▶ [Records provided]
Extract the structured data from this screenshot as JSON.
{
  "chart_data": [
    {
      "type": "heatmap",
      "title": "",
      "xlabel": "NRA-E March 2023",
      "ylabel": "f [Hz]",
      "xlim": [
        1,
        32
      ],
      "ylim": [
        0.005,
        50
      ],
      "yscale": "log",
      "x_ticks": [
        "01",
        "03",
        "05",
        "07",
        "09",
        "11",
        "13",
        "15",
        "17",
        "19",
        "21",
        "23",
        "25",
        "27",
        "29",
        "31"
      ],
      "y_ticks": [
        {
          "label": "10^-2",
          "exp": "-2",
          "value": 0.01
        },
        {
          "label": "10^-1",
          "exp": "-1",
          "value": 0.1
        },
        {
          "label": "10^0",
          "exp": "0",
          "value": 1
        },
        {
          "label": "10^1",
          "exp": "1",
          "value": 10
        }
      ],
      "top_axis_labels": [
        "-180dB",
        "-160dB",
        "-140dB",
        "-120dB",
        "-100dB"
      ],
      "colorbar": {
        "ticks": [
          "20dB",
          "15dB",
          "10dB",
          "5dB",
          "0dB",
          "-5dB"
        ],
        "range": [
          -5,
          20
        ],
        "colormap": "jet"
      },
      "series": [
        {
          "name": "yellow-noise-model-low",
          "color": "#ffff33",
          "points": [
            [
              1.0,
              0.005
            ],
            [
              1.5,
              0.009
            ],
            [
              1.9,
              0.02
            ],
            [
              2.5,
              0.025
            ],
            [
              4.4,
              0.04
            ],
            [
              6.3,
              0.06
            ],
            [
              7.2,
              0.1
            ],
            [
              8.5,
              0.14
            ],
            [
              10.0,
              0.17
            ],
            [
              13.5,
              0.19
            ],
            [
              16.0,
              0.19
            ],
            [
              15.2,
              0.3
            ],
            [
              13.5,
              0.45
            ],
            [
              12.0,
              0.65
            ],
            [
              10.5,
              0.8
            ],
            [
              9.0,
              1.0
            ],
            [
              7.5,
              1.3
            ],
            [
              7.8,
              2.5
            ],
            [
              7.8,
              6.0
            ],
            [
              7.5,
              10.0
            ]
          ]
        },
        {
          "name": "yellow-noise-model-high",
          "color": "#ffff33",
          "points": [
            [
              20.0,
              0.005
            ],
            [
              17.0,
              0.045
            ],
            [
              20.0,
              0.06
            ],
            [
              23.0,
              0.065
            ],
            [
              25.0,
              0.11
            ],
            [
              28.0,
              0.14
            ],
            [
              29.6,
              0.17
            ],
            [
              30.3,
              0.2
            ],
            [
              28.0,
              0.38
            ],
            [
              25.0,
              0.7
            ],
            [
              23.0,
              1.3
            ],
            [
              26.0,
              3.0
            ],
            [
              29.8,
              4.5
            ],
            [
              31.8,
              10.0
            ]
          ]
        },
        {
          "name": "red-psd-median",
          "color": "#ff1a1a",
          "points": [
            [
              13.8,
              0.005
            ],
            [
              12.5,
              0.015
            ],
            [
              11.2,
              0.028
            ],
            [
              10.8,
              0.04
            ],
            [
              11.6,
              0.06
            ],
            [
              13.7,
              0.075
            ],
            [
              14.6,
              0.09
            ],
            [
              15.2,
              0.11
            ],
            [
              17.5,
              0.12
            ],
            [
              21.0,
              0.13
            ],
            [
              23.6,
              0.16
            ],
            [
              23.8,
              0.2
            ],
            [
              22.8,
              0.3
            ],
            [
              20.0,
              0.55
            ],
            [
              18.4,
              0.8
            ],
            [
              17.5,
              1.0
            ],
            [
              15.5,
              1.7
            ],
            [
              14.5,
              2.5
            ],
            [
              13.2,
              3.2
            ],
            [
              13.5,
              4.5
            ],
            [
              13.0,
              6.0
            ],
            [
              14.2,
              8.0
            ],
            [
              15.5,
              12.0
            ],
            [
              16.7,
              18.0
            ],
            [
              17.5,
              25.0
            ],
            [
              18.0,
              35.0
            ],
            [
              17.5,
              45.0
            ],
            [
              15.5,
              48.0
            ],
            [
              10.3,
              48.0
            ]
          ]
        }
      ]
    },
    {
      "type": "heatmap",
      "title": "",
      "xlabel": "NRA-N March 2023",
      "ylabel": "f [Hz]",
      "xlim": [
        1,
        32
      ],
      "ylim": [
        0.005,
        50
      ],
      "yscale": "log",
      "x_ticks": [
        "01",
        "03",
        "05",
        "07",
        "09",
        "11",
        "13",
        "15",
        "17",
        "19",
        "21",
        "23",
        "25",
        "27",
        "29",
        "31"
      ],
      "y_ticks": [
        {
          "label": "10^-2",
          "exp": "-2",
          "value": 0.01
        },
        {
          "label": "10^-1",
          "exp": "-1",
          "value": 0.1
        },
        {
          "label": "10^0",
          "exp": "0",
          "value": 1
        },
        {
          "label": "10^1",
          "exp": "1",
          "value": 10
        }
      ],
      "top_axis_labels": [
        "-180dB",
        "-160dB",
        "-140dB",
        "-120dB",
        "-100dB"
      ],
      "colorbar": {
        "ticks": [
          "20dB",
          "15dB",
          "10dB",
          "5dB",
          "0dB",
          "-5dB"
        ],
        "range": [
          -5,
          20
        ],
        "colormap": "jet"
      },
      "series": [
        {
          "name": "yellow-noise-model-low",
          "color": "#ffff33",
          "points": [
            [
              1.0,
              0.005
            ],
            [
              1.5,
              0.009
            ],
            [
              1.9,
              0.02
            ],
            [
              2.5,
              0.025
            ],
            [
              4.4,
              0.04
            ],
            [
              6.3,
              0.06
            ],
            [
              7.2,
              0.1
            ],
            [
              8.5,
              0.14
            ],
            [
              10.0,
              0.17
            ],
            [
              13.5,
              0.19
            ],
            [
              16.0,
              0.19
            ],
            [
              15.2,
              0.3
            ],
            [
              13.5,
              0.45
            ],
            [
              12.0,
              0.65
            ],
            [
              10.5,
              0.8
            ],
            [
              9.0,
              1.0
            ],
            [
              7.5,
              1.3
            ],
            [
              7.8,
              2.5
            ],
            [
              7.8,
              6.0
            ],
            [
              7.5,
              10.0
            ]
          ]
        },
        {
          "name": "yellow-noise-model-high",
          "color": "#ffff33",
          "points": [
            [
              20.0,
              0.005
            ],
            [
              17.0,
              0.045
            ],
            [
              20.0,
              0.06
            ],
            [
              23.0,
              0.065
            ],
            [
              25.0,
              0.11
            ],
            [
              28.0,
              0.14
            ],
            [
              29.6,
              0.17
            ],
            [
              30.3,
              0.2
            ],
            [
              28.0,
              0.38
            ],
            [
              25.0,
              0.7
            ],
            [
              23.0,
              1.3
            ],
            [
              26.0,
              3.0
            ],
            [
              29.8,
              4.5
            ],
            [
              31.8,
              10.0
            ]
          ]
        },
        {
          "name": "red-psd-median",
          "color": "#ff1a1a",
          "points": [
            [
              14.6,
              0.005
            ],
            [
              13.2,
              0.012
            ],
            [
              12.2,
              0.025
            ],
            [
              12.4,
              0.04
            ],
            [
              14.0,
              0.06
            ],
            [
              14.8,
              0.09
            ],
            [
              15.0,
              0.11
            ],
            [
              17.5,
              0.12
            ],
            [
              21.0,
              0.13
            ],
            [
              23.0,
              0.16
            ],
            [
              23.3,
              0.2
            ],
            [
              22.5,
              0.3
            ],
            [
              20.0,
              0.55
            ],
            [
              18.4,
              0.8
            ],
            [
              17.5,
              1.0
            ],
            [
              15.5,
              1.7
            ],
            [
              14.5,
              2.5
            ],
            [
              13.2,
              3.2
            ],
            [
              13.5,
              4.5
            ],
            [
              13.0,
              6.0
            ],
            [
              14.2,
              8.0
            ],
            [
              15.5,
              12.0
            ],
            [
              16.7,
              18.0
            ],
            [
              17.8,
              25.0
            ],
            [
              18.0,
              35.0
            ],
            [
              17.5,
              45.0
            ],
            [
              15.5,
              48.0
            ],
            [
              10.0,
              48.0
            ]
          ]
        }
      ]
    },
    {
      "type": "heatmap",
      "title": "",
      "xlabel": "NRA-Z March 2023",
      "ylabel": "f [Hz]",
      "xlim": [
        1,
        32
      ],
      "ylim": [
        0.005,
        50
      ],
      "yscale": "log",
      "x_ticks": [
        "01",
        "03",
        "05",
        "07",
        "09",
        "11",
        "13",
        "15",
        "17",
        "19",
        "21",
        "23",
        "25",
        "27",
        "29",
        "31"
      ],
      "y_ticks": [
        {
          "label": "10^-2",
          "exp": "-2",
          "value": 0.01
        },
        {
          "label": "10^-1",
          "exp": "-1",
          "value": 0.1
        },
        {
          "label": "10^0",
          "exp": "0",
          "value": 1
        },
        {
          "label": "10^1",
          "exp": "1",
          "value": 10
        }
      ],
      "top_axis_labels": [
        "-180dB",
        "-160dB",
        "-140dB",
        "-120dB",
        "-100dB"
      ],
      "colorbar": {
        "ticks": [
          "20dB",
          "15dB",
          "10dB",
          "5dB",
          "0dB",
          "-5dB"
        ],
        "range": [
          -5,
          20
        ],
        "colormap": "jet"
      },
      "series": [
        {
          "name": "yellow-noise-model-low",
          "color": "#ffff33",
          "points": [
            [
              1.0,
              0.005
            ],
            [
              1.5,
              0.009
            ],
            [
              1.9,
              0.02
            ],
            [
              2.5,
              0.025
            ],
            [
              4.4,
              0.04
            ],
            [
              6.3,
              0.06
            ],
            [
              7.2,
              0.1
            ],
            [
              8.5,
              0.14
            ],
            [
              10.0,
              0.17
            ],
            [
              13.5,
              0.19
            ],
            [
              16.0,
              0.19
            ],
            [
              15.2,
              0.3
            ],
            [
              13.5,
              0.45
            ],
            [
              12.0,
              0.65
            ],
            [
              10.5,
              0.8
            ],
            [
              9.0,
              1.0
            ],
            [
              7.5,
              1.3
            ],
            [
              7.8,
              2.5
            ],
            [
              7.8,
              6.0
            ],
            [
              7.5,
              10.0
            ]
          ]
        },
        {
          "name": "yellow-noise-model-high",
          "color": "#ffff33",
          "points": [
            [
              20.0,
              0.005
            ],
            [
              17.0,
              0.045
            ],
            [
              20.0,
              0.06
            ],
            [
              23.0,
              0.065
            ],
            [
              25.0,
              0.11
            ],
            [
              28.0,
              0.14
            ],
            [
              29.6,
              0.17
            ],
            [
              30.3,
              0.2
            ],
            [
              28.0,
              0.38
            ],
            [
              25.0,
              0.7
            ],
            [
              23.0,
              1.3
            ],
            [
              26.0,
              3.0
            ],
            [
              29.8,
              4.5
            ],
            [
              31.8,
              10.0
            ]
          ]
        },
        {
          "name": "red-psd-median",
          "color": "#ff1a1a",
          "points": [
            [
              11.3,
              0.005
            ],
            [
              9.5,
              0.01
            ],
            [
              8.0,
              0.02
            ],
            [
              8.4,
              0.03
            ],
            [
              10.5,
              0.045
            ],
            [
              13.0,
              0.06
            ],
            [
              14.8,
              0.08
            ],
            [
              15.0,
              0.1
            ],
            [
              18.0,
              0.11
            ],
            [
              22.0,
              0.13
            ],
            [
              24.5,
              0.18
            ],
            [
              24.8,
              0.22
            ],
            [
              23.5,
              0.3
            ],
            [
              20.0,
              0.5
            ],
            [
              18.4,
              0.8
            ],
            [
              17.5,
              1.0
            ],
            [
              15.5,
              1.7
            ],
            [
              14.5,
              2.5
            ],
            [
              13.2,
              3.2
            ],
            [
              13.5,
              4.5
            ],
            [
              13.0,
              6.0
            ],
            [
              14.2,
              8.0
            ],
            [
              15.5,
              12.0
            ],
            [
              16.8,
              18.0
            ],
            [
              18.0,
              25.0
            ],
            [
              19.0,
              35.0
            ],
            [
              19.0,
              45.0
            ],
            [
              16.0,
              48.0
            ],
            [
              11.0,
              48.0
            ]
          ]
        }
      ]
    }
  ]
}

▶ [Set exercise]
Say how many lines contain "March", and give nothing but that number.

▶ [Written reply]
3